▶ Items from a data source
--------

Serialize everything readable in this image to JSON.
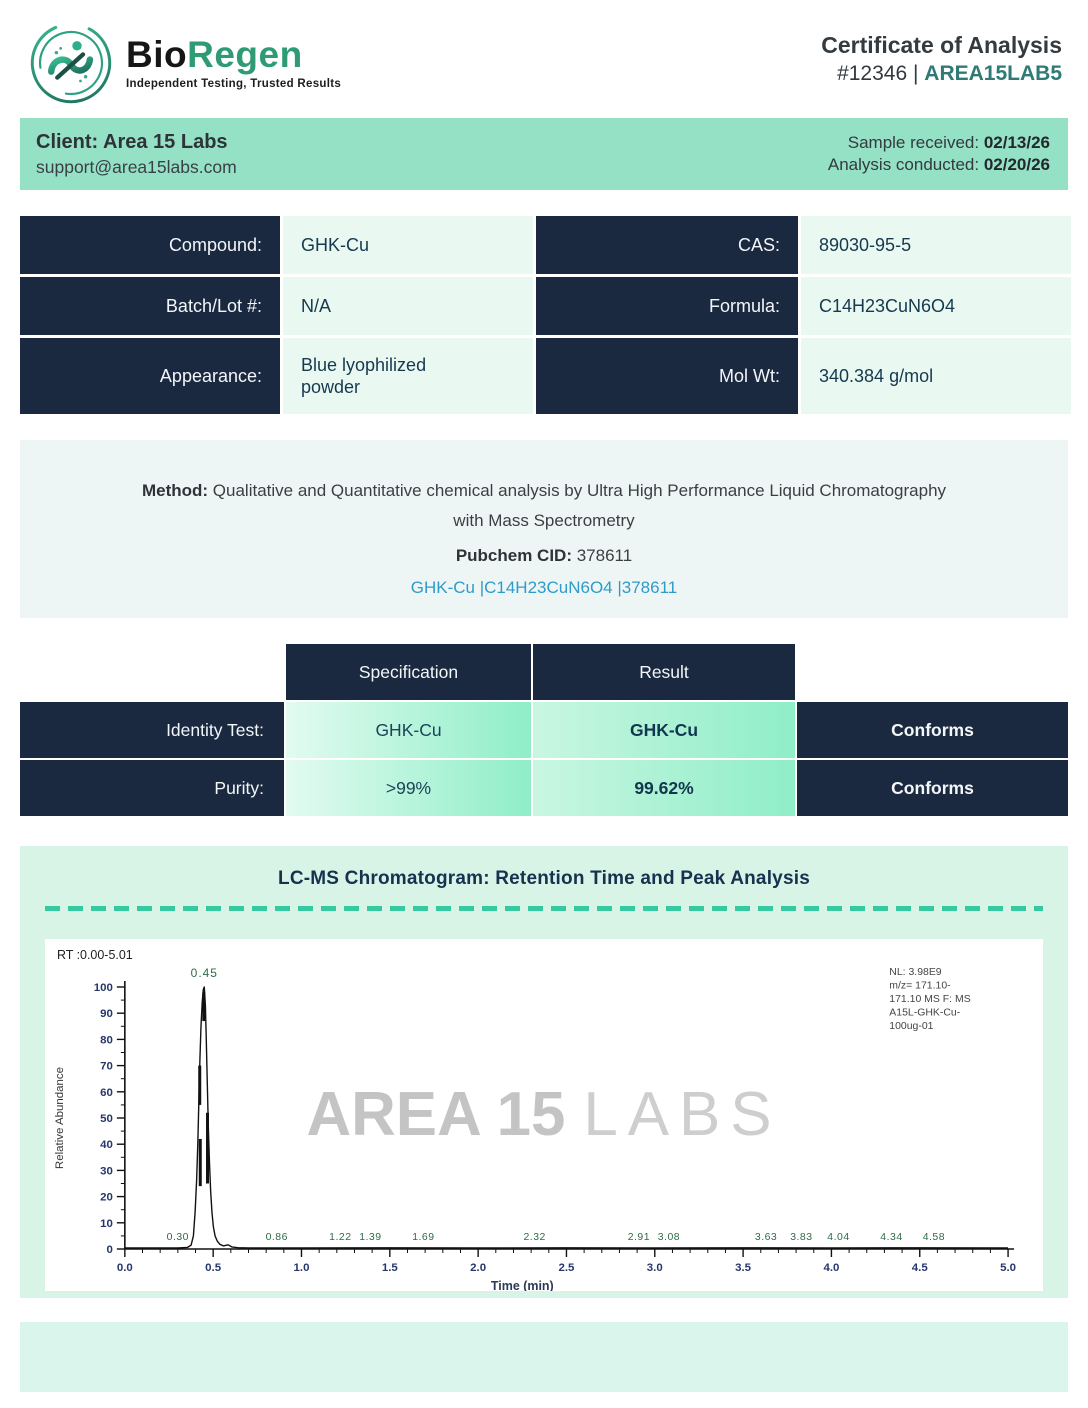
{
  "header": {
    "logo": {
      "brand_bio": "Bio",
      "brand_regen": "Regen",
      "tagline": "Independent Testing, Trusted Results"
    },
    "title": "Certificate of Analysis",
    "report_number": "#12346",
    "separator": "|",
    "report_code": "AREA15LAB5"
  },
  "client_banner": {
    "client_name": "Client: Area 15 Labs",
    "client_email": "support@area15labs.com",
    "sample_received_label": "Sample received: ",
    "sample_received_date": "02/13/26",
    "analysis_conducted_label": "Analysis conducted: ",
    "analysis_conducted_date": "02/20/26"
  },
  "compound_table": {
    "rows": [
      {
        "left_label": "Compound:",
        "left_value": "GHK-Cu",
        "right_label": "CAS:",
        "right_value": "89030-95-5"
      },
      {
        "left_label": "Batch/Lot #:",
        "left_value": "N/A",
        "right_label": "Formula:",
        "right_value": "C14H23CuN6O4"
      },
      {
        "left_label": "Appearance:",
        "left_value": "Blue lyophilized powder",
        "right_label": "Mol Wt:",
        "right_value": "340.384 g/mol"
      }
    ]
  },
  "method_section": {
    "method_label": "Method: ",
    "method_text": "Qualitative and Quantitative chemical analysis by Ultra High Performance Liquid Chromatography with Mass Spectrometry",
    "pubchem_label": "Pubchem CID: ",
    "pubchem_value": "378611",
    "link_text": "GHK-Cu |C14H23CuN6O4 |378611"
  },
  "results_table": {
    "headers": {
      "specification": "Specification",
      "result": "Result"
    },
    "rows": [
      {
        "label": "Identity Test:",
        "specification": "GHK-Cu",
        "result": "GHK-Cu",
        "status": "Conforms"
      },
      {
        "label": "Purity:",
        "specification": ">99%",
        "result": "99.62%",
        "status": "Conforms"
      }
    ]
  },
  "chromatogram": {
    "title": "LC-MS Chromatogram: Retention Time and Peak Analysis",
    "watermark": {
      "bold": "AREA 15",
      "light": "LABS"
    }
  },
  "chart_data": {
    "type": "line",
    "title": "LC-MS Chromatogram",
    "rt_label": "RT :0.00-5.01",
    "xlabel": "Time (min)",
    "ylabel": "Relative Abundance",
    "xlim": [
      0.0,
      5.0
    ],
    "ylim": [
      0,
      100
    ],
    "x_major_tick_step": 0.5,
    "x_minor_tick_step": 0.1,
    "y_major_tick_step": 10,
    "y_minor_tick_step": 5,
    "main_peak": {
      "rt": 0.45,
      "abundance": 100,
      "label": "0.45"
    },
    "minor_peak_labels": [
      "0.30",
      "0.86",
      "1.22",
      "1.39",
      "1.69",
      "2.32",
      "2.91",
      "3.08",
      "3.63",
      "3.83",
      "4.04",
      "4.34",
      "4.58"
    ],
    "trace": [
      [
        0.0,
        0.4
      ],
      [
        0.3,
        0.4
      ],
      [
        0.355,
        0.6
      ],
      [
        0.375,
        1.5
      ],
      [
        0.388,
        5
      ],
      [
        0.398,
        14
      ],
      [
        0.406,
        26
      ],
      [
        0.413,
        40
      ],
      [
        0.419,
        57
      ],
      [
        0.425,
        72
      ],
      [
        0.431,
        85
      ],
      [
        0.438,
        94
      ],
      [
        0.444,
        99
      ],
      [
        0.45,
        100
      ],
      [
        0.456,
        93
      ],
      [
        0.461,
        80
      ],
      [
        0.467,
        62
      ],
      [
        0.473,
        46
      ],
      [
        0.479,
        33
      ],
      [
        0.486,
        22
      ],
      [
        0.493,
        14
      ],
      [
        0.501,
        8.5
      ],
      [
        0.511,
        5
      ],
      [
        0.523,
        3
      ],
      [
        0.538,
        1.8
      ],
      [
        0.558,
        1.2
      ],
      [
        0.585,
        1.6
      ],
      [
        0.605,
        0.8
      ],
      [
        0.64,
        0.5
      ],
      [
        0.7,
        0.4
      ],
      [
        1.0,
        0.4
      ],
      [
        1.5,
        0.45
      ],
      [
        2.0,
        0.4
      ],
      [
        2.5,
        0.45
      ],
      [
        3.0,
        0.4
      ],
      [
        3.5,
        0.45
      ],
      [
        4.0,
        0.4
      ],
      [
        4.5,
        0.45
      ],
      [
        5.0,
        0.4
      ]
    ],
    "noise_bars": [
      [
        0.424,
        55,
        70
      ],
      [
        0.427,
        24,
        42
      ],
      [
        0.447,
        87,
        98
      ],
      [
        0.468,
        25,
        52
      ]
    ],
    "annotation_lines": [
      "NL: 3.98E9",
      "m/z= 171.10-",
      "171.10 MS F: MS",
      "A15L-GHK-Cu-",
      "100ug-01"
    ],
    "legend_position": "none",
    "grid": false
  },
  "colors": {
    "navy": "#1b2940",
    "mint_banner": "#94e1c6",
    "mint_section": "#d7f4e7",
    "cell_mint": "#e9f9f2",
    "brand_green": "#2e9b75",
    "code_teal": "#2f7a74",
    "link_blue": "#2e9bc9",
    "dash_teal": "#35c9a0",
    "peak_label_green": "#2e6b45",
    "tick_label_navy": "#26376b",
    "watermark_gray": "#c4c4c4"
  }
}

--------

▶ What you have to do
Without the pictures, copy the material exactly as given.

▶ Result of the exercise
Serialize everything readable in this image to JSON.
{
  "header": {
    "logo": {
      "brand_bio": "Bio",
      "brand_regen": "Regen",
      "tagline": "Independent Testing, Trusted Results"
    },
    "title": "Certificate of Analysis",
    "report_number": "#12346",
    "separator": "|",
    "report_code": "AREA15LAB5"
  },
  "client_banner": {
    "client_name": "Client: Area 15 Labs",
    "client_email": "support@area15labs.com",
    "sample_received_label": "Sample received: ",
    "sample_received_date": "02/13/26",
    "analysis_conducted_label": "Analysis conducted: ",
    "analysis_conducted_date": "02/20/26"
  },
  "compound_table": {
    "rows": [
      {
        "left_label": "Compound:",
        "left_value": "GHK-Cu",
        "right_label": "CAS:",
        "right_value": "89030-95-5"
      },
      {
        "left_label": "Batch/Lot #:",
        "left_value": "N/A",
        "right_label": "Formula:",
        "right_value": "C14H23CuN6O4"
      },
      {
        "left_label": "Appearance:",
        "left_value": "Blue lyophilized powder",
        "right_label": "Mol Wt:",
        "right_value": "340.384 g/mol"
      }
    ]
  },
  "method_section": {
    "method_label": "Method: ",
    "method_text": "Qualitative and Quantitative chemical analysis by Ultra High Performance Liquid Chromatography with Mass Spectrometry",
    "pubchem_label": "Pubchem CID: ",
    "pubchem_value": "378611",
    "link_text": "GHK-Cu |C14H23CuN6O4 |378611"
  },
  "results_table": {
    "headers": {
      "specification": "Specification",
      "result": "Result"
    },
    "rows": [
      {
        "label": "Identity Test:",
        "specification": "GHK-Cu",
        "result": "GHK-Cu",
        "status": "Conforms"
      },
      {
        "label": "Purity:",
        "specification": ">99%",
        "result": "99.62%",
        "status": "Conforms"
      }
    ]
  },
  "chromatogram": {
    "title": "LC-MS Chromatogram: Retention Time and Peak Analysis",
    "watermark": {
      "bold": "AREA 15",
      "light": "LABS"
    }
  },
  "chart_data": {
    "type": "line",
    "title": "LC-MS Chromatogram",
    "rt_label": "RT :0.00-5.01",
    "xlabel": "Time (min)",
    "ylabel": "Relative Abundance",
    "xlim": [
      0.0,
      5.0
    ],
    "ylim": [
      0,
      100
    ],
    "x_major_tick_step": 0.5,
    "x_minor_tick_step": 0.1,
    "y_major_tick_step": 10,
    "y_minor_tick_step": 5,
    "main_peak": {
      "rt": 0.45,
      "abundance": 100,
      "label": "0.45"
    },
    "minor_peak_labels": [
      "0.30",
      "0.86",
      "1.22",
      "1.39",
      "1.69",
      "2.32",
      "2.91",
      "3.08",
      "3.63",
      "3.83",
      "4.04",
      "4.34",
      "4.58"
    ],
    "trace": [
      [
        0.0,
        0.4
      ],
      [
        0.3,
        0.4
      ],
      [
        0.355,
        0.6
      ],
      [
        0.375,
        1.5
      ],
      [
        0.388,
        5
      ],
      [
        0.398,
        14
      ],
      [
        0.406,
        26
      ],
      [
        0.413,
        40
      ],
      [
        0.419,
        57
      ],
      [
        0.425,
        72
      ],
      [
        0.431,
        85
      ],
      [
        0.438,
        94
      ],
      [
        0.444,
        99
      ],
      [
        0.45,
        100
      ],
      [
        0.456,
        93
      ],
      [
        0.461,
        80
      ],
      [
        0.467,
        62
      ],
      [
        0.473,
        46
      ],
      [
        0.479,
        33
      ],
      [
        0.486,
        22
      ],
      [
        0.493,
        14
      ],
      [
        0.501,
        8.5
      ],
      [
        0.511,
        5
      ],
      [
        0.523,
        3
      ],
      [
        0.538,
        1.8
      ],
      [
        0.558,
        1.2
      ],
      [
        0.585,
        1.6
      ],
      [
        0.605,
        0.8
      ],
      [
        0.64,
        0.5
      ],
      [
        0.7,
        0.4
      ],
      [
        1.0,
        0.4
      ],
      [
        1.5,
        0.45
      ],
      [
        2.0,
        0.4
      ],
      [
        2.5,
        0.45
      ],
      [
        3.0,
        0.4
      ],
      [
        3.5,
        0.45
      ],
      [
        4.0,
        0.4
      ],
      [
        4.5,
        0.45
      ],
      [
        5.0,
        0.4
      ]
    ],
    "noise_bars": [
      [
        0.424,
        55,
        70
      ],
      [
        0.427,
        24,
        42
      ],
      [
        0.447,
        87,
        98
      ],
      [
        0.468,
        25,
        52
      ]
    ],
    "annotation_lines": [
      "NL: 3.98E9",
      "m/z= 171.10-",
      "171.10 MS F: MS",
      "A15L-GHK-Cu-",
      "100ug-01"
    ],
    "legend_position": "none",
    "grid": false
  },
  "colors": {
    "navy": "#1b2940",
    "mint_banner": "#94e1c6",
    "mint_section": "#d7f4e7",
    "cell_mint": "#e9f9f2",
    "brand_green": "#2e9b75",
    "code_teal": "#2f7a74",
    "link_blue": "#2e9bc9",
    "dash_teal": "#35c9a0",
    "peak_label_green": "#2e6b45",
    "tick_label_navy": "#26376b",
    "watermark_gray": "#c4c4c4"
  }
}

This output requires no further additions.